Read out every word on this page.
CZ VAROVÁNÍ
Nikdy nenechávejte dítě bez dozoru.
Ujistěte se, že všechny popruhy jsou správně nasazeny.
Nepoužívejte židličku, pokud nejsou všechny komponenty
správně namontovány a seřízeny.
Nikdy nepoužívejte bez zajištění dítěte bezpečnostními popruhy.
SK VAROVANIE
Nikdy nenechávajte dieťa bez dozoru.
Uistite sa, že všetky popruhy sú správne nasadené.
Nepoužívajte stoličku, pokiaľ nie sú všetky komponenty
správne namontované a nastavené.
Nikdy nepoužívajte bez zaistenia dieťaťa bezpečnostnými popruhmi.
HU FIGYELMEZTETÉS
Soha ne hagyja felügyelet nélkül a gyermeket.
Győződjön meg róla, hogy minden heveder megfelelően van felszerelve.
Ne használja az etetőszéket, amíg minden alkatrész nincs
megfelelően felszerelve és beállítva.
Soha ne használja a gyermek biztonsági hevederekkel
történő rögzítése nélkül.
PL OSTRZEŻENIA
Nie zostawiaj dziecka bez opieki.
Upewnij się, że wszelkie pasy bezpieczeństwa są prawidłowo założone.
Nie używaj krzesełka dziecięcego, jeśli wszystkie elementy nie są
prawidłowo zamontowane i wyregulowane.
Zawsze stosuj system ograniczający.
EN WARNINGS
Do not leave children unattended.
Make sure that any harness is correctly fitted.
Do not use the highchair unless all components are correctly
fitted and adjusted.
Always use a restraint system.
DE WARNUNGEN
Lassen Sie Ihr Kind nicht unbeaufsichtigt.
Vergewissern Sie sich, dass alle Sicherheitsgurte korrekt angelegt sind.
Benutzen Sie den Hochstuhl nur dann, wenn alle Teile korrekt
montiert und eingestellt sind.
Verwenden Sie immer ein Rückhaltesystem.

*AIM*.
Give only the number of lines in the preceding material that contain the string "komponenty".

*TASK OUTPUT*.
2